Я несколько раз представал перед судом магистратов в ратуше, главным образом в связи с тщетными попытками добиться освобождения под залог. Правосудие не желало предоставлять мне еще одну возможность скрыться. Возвращаясь в тюрьму после одного из таких судебных заседаний, я заметил, что в комнате для свиданий Джонатан Керн разговаривает с полицейским Бейкером. Они меня не видели. Позднее в камере Керн попробовал развязать мне язык. Пока я еще не знал, какие улики имеются против меня, но связь Керна с Бейкером открывала полезный канал для слива дезинформации. Я наплел Керну фантастическую историю про то, что марихуану будто бы перевозили перуанские террористы, чье судно, доставившее еще шестьдесят тонн дури, бросило якорь у берегов Ирландии. К сожалению, Керна снова подловили на стукачестве. На сей раз его засек матерый лондонский люмпен, который избил «дятла» при первой возможности. Керна перевели в другую тюрьму, меня — в другую камеру.

Моим новым соседом стал Джим Хоббс, которого арестовали за сексуальные сношения с парнем, не достигшим двадцати одного года. Людям, совершившим сексуальные правонарушения, педерастам, бывшим полицейским и доносчикам в британских тюрьмах приходится несладко. Мучить их не возбраняется никому. Попытки Хоббса объяснить, что его несовершеннолетней жертве было восемнадцать, приносили немного пользы. Ведь он мог врать. Все равно двинем ему! Несмотря на его странные наклонности, мне нравился Хоббс. Он презирал власти и был щедр к заключенным, у которых не имелось ни гроша за душой.

Тюремные власти не препятствовали моей женитьбе и даже позволили мне предстать перед алтарем в сопровождении двух тюремных охранников. И слава богу, потому что Джуди была на пятом месяце. Мои дочери Мифэнви и Эмбер стали подружками невесты. Шафером был Джонни Мартин. После венчания я попросил охранников сопровождать меня на вечеринку, пообещав, что не дам тягу. «Кадиллак» доставил нас с Джуди и стражей в гостиницу «Бэйзил». Шампанское и поздравления лились рекой. Нам с Джуди позволили даже уединиться на некоторое время в гостиничной спальне. И охранники, и я напились.

Я ладил практически со всеми тюремщиками Брикстона и не столкнулся с жестоким обращением. Мне предложили разносить чай в крыле А, обязанность для многих желанную, и я согласился. Чаевых получал кучу. И большую часть дня проводил вне камеры. Тюремщики тайком проносили для меня безобидную контрабанду: датский сыр с голубой плесенью и порножурналы. И свидания мои длились два часа вместо нескольких минут, установленных тюремными правилами. Регламенты предварительного заключения тогда были менее строгими. Заключенному разрешалось ежедневно получать еду и алкоголь с воли. Вместе с едой запросто удавалось проносить наркотики. У меня все еще оставалось довольно много денег, не конфискованных властями. Почти все оптовики полностью расплатились за колумбийскую марихуану, отпущенную в кредит. Джонни Мартин, который хоть и имел беседу с таможенниками, но гулял на свободе, присматривал за тайником с деньгами.

Задание 1:
Перескажи отрывок о пребывании рассказчика в тюрьме в двух предложениях.
Задание 2:
Продолжи отрывок о пребывании рассказчика в Брикстонской тюрьме, начав сразу после фразы о тайнике с деньгами.

Сохранённые записи:
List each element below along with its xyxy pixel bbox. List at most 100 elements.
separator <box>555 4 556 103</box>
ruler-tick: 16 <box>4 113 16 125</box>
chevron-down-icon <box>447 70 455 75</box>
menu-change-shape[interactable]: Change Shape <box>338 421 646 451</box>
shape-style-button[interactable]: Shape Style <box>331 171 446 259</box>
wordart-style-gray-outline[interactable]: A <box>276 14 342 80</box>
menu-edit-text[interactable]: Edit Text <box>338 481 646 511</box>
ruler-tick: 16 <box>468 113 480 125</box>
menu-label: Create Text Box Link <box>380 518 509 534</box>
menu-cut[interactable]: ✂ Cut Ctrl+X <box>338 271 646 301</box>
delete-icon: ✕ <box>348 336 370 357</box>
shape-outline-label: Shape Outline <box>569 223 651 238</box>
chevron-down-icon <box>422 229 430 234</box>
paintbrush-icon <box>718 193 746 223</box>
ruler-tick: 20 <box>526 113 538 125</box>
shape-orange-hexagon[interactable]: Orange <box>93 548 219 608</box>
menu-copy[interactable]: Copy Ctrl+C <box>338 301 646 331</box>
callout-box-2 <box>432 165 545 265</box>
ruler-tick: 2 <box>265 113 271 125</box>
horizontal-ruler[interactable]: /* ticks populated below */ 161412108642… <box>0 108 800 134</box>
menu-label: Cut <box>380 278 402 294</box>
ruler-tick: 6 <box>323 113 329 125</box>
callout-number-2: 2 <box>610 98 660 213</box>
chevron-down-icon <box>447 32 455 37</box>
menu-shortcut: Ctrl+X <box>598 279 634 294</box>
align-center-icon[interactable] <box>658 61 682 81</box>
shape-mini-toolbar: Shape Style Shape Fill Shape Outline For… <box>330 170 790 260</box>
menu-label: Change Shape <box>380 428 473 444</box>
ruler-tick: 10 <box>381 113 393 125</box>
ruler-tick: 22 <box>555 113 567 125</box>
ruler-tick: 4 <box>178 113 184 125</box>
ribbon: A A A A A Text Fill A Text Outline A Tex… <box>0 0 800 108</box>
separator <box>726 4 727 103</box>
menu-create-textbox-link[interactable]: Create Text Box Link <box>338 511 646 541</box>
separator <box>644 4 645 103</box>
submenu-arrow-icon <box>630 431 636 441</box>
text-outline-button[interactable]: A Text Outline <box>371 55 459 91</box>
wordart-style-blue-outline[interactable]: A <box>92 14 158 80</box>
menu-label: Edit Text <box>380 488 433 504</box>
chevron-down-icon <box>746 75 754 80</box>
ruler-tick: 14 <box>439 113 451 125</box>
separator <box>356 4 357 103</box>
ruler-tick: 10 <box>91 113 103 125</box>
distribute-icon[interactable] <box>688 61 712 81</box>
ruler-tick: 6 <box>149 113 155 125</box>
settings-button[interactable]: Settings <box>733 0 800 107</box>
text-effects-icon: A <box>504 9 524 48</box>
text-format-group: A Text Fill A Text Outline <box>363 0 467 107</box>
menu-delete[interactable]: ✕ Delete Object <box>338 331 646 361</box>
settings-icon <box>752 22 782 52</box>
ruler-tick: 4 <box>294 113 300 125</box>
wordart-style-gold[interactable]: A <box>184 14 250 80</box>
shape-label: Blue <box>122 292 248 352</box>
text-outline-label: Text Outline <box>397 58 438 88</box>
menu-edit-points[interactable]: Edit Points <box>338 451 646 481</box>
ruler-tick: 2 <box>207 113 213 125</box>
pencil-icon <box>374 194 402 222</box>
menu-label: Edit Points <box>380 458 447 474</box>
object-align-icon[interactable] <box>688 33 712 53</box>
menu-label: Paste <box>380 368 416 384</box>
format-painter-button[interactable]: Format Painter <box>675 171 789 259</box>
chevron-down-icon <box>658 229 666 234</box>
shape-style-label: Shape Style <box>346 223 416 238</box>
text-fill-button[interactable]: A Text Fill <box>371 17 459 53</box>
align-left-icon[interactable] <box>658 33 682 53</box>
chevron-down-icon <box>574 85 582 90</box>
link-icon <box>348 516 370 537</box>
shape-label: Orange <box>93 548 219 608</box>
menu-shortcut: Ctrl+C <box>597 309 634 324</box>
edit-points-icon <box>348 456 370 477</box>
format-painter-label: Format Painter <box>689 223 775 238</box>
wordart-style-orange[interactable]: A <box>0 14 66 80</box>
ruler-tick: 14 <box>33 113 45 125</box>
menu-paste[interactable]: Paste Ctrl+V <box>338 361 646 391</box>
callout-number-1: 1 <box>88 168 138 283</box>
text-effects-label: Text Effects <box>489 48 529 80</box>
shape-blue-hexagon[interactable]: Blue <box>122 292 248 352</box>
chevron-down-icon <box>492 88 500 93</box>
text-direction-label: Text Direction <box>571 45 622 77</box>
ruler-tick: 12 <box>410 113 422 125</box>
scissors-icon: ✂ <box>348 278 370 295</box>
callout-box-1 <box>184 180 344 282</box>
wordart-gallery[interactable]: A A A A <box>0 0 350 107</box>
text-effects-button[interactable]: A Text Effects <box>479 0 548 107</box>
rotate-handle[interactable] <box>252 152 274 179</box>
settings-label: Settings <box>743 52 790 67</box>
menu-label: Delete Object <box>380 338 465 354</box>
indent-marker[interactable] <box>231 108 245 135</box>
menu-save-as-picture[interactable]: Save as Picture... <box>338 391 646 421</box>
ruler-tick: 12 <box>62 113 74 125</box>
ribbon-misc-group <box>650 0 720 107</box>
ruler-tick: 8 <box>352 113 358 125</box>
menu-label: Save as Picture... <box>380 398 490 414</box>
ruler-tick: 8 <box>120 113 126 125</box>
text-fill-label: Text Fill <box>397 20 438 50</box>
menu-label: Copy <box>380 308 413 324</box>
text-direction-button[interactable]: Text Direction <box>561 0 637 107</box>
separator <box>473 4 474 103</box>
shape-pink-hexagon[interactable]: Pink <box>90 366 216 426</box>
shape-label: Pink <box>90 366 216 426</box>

Итоговый ответ 1:
Находясь в предварительном заключении, рассказчик заметил связь сокамерника Керна с полицейским Бейкером и наплел ему выдуманную историю про перуанских террористов, а после перевода Керна делил камеру с Джимом Хоббсом и с разрешения властей обвенчался с Джуди, отпраздновав свадьбу с охранниками в гостинице «Бэйзил». В Брикстоне он ладил с тюремщиками, разносил чай в крыле А, получал от них безобидную контрабанду и долгие свидания, а Джонни Мартин на свободе присматривал за его тайником с деньгами.

Итоговый ответ 2:
Эрни чувствовал себя виноватым за то, что позволил недалеким американским мафиози ревизовать британские склады с колумбийской марихуаной. Присматривай он за ними, ареста не было бы. Эрни предложил оплатить все расходы по моей защите и заверил Джуди, что ей никогда не придется думать о деньгах. Все его связи и состояние в ее распоряжении.

Джуди пришлось прибегнуть к услугам Эрни раньше, чем мы думали. Ее сестру Наташу арестовали при попытке без нашего ведома провести собственную операцию. Наташу и ее приятеля поймали у побережья Мексики на небольшой яхте, груженной марихуаной. Они томились в жутких мексиканских тюрьмах. Эрни занялся их делом и отмазал девчонку. Для этого потребовалось какое-то время, но Наташа с приятелем коротали его вместе в роскошной квартире со всеми современными удобствами. Пока они сидели взаперти, Наташа зачала и родила мальчика. Она назвала новорожденного Альби. В Мексике у Эрни определенно имелись прекрасные связи.

23 ноября 1980 года родилась моя очаровательная дочка Франческа. Я подал прошение в министерство внутренних дел Великобритании, чтобы мне разрешили присутствовать при родах, но получил отказ.

Она была моим единственным ребенком, которого этот мир приветствовал без меня. Я разозлился, но ее рождение дало мне силу для будущих испытаний. Тяжелые времена и долгий срок были не за горами. Затем в Нью-Йорке застрелили одного из моих героев, Джона Леннона. Это сделал либо сумасшедший, либо ЦРУ. Смерть Леннона перекликалась с его глубоким определением жизни как того, что случается, когда у тебя другие планы. Эта трагедия меня опечалила, но одновременно подняла мой боевой дух. Джуди прислала мне книгу по йоге, и я принял для себя правило, от которого уже не отступал в тюрьме: каждый день полчаса асан и десять минут медитации.

Мало-помалу Бернард Симоне узнал, какие улики собраны против меня. Их было немало. Ключ, изъятый при аресте, открыл дверь соколиной фермы в Питчли, за которой нашлось несколько тонн колумбийской травы. Подсчеты того, кому сколько уплачено в ходе сделки, написанные моей собственной рукой. Нашлись свидетели моих встреч с остальными обвиняемыми в Лондоне и Шотландии. У меня под кроватью обнаружили чемодан с деньгами. Требовалось истолковать все это в мою пользу. Но как?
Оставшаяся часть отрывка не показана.